2D fluid physics sandbox software

OE-Cake, OE-CAKE! or OE Cake is a 2D fluid physics sandbox application used to demonstrate the multi-physics simulation of the Octave Engine created by Prometech Software Inc. It was one of the first engines with the ability to realistically process water and other materials in real-time. In the program, which acts as a physics-based paint program, users can insert objects and see them interact under the laws of physics. It has advanced fluid simulation, and support for gases, rigid objects, elastic reactions, friction, weight, pressure, textured particles, copy-and-paste, transparency, foreground and background images, and easy file sharing.

OE-Cake was a casual/freeware version of the no-longer available PhysiCafe program marketed towards professional use, which was a Japanese language application utilizing the same engine.

The name OE-Cake comes from the name of the engine and the word "cake" loosely means "draw" in Japanese; its name therefore means "OctaveEngine Draw".

The developers of OE-Cake left Prometech Software Inc., and went on to form their own company, Phyzios Inc. They developed a web-app, Phyzios Studio, which lasted for a short time before being discontinued.

==File format==
OE-Cake uses the .OEC file format for saving scenes made using the program.
In OE-Cake version 1.1b, the file format was changed. Version 1.0b files can be opened with version 1.1.2b.
Version 1.1.2b files cannot be properly opened in version 1.0b.

OE-Cake files are stored in plaintext format, which makes them easy to share, small in size, and allows copying and pasting of particles and modify the behaviour of the engine.

OE-Cake supports changing of the Parameters that define the physics and other behaviours in the game. To change these parameters, open an OE-Cake save with a text editor, scroll to the bottom, and change the values of a variable to change the behaviour of the game.

** Exercise data **
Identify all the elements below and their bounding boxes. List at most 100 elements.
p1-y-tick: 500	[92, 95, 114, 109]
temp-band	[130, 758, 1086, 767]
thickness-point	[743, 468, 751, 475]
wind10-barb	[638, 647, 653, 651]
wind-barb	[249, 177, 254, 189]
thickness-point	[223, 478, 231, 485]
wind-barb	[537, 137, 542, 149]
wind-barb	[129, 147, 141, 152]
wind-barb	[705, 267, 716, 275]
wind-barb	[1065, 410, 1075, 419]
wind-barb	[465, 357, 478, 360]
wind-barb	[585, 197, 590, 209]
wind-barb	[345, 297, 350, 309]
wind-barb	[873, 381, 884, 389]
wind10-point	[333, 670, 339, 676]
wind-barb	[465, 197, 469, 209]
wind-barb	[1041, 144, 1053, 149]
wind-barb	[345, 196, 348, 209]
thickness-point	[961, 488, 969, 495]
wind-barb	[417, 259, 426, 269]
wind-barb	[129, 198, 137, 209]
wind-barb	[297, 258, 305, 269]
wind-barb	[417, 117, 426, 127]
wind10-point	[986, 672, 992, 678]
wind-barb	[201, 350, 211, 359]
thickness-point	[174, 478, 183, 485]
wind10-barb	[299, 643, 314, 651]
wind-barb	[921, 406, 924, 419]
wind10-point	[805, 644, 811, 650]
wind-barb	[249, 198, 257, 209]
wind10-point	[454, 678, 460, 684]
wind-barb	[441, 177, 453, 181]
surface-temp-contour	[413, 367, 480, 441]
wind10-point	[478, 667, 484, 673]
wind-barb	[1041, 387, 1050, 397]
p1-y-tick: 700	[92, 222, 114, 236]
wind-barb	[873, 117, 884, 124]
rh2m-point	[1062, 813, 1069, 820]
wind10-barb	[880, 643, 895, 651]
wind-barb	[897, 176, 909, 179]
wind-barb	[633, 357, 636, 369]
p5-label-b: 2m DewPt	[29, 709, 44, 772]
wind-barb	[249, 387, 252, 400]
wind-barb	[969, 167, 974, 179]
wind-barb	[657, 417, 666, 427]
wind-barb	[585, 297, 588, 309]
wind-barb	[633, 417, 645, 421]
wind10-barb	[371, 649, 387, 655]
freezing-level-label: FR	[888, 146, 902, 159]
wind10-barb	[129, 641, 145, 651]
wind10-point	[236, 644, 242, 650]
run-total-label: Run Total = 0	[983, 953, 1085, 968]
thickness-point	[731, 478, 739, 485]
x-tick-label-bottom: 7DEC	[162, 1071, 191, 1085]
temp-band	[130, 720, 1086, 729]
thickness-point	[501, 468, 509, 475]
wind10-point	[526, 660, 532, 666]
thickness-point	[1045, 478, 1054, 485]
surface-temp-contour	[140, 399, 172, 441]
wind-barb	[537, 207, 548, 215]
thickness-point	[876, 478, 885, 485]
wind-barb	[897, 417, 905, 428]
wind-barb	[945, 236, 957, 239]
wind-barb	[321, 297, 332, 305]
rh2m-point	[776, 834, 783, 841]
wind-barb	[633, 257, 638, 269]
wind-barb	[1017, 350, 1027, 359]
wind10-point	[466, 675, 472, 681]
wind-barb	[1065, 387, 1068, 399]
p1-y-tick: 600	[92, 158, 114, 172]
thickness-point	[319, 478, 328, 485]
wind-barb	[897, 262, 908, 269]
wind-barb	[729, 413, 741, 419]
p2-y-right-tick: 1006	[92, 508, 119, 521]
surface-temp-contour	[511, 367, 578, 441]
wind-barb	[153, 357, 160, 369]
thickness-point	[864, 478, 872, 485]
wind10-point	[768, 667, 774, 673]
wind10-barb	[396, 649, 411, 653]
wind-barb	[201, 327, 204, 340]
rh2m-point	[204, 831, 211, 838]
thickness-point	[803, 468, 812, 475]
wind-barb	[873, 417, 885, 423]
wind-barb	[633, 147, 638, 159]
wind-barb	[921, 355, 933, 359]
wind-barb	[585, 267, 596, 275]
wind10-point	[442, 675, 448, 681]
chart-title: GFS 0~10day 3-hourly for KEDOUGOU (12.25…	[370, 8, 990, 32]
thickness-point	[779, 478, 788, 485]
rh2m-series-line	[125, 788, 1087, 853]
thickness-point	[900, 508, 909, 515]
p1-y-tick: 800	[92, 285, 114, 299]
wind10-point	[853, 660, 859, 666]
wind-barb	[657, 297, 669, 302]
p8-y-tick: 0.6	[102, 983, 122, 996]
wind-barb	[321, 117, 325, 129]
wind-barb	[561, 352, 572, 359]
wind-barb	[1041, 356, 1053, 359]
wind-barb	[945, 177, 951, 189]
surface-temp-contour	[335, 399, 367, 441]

** Questions **
1. In the OE-Cake passage, what does the word "cake" loosely mean in Japanese?
2. Write out the OE-Cake passage word for word, from "The name OE-Cake" up to and including "before being discontinued.".

** Task answers **
1. It loosely means "draw."

2.
The name OE-Cake comes from the name of the engine and the word "cake" loosely means "draw" in Japanese; its name therefore means "OctaveEngine Draw".

The developers of OE-Cake left Prometech Software Inc., and went on to form their own company, Phyzios Inc. They developed a web-app, Phyzios Studio, which lasted for a short time before being discontinued.